Boxed entries:
▼

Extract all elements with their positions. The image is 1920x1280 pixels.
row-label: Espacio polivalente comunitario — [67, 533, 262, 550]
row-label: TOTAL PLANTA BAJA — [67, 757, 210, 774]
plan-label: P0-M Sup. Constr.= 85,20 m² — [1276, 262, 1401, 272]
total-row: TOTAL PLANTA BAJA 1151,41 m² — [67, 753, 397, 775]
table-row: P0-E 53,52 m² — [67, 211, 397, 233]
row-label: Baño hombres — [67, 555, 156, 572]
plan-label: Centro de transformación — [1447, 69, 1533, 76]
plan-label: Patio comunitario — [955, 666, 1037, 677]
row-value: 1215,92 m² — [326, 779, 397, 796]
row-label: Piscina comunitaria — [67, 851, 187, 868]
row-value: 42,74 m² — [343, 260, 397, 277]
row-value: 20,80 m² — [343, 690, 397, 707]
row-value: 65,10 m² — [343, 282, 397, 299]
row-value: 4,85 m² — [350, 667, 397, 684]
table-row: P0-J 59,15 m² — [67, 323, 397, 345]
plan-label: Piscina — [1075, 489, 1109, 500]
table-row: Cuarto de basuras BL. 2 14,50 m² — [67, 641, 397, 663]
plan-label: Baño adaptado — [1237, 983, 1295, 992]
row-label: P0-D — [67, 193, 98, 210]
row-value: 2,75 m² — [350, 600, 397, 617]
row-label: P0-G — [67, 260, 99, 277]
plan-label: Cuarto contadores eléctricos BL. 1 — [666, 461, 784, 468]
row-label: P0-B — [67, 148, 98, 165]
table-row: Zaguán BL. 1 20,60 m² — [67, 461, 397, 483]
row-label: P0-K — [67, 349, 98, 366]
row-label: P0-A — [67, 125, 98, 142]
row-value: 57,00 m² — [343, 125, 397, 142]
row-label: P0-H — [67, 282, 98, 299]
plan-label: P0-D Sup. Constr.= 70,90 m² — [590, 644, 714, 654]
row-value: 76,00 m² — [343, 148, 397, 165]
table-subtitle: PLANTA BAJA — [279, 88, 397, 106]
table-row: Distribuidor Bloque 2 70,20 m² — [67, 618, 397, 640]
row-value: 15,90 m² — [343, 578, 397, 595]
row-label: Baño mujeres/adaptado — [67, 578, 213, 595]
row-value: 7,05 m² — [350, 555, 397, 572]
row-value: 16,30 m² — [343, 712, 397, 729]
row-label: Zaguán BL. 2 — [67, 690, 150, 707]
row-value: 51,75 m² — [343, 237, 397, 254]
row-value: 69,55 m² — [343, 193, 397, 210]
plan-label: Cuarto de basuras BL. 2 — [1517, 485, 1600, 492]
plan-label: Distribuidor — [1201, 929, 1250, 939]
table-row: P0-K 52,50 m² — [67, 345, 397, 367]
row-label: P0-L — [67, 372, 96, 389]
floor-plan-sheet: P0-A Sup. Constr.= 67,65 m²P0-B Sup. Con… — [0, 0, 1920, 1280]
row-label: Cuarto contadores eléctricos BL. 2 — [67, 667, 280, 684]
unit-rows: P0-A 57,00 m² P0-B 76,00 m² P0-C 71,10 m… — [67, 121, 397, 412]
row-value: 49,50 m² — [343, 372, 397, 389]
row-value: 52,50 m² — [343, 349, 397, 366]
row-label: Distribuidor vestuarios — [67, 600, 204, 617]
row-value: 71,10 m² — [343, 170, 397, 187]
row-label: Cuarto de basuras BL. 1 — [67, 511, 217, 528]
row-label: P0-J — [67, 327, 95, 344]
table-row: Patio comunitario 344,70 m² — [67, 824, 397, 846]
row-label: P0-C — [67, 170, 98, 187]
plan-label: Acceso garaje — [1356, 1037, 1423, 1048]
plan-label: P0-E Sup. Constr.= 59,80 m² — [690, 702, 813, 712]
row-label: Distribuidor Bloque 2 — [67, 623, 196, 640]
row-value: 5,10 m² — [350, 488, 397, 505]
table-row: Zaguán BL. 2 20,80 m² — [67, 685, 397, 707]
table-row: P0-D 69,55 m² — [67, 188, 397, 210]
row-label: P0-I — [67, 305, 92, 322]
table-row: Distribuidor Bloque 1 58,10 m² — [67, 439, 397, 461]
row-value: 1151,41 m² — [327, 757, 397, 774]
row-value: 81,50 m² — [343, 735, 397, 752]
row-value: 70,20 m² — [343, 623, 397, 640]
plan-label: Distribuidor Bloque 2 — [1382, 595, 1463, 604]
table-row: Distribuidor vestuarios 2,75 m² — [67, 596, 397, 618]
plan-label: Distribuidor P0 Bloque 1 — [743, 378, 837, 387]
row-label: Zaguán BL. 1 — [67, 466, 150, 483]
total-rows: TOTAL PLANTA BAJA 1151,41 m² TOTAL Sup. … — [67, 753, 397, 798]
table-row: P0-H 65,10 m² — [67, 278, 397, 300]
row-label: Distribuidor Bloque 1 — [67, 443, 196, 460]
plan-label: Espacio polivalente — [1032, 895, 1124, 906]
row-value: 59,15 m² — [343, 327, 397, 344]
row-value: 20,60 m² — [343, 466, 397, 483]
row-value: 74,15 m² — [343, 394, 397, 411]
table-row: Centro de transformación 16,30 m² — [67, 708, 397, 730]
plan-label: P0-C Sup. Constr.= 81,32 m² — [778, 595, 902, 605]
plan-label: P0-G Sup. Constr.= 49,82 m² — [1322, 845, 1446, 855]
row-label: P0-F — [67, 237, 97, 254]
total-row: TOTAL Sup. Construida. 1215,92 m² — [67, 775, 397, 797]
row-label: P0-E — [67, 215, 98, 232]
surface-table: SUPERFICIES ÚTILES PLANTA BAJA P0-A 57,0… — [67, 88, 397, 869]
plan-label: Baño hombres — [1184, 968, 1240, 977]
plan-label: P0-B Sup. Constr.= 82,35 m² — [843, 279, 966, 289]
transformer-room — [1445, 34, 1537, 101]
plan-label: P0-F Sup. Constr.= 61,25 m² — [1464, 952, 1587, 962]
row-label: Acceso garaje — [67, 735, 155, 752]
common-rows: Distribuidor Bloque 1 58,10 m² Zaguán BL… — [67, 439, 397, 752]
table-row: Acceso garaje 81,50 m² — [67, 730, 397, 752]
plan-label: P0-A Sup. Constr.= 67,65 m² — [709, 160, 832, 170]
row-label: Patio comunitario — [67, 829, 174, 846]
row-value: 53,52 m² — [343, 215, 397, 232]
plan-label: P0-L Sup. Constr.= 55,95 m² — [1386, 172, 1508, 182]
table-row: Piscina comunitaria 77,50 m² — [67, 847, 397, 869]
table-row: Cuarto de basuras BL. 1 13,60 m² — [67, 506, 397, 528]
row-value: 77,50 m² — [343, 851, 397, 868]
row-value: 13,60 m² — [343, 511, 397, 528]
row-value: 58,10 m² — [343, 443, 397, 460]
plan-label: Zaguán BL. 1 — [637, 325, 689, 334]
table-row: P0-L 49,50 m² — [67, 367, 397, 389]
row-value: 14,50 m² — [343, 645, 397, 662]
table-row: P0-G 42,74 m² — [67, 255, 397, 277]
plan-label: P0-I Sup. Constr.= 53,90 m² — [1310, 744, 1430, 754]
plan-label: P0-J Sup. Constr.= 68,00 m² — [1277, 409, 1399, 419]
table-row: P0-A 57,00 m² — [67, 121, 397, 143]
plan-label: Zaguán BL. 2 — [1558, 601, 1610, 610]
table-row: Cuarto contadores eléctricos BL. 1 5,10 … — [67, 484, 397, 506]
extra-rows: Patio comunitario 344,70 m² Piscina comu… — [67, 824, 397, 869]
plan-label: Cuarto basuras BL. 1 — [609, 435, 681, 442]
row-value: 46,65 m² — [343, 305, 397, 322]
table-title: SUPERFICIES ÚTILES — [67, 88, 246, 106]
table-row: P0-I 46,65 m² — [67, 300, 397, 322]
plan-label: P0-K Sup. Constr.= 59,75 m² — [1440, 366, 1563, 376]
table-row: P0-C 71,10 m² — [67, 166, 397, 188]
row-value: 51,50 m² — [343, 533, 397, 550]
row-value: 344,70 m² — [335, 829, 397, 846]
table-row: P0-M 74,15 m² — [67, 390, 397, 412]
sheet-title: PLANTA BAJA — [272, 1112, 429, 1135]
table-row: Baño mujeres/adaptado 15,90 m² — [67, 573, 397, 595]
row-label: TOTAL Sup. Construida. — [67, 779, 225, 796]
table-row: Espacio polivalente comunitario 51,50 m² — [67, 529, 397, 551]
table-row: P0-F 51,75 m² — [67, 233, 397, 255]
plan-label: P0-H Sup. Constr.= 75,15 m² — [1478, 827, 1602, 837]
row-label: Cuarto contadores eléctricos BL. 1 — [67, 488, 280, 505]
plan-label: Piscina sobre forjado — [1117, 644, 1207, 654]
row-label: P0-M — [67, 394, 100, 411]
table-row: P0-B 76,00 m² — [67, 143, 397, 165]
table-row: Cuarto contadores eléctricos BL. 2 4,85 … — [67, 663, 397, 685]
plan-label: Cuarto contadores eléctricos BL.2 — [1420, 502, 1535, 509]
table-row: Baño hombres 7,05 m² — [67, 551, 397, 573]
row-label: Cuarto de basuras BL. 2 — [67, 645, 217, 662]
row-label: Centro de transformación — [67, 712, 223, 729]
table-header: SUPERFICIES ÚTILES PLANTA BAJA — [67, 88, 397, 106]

▲

Directions:
Please copy out the lines from the start of the records through the line holding "row-label: Baño hombres — [67, 555, 156, 572]", inclusive, reproducing each one character for character.

Solution to this problem:
Extract all elements with their positions. The image is 1920x1280 pixels.
row-label: Espacio polivalente comunitario — [67, 533, 262, 550]
row-label: TOTAL PLANTA BAJA — [67, 757, 210, 774]
plan-label: P0-M Sup. Constr.= 85,20 m² — [1276, 262, 1401, 272]
total-row: TOTAL PLANTA BAJA 1151,41 m² — [67, 753, 397, 775]
table-row: P0-E 53,52 m² — [67, 211, 397, 233]
row-label: Baño hombres — [67, 555, 156, 572]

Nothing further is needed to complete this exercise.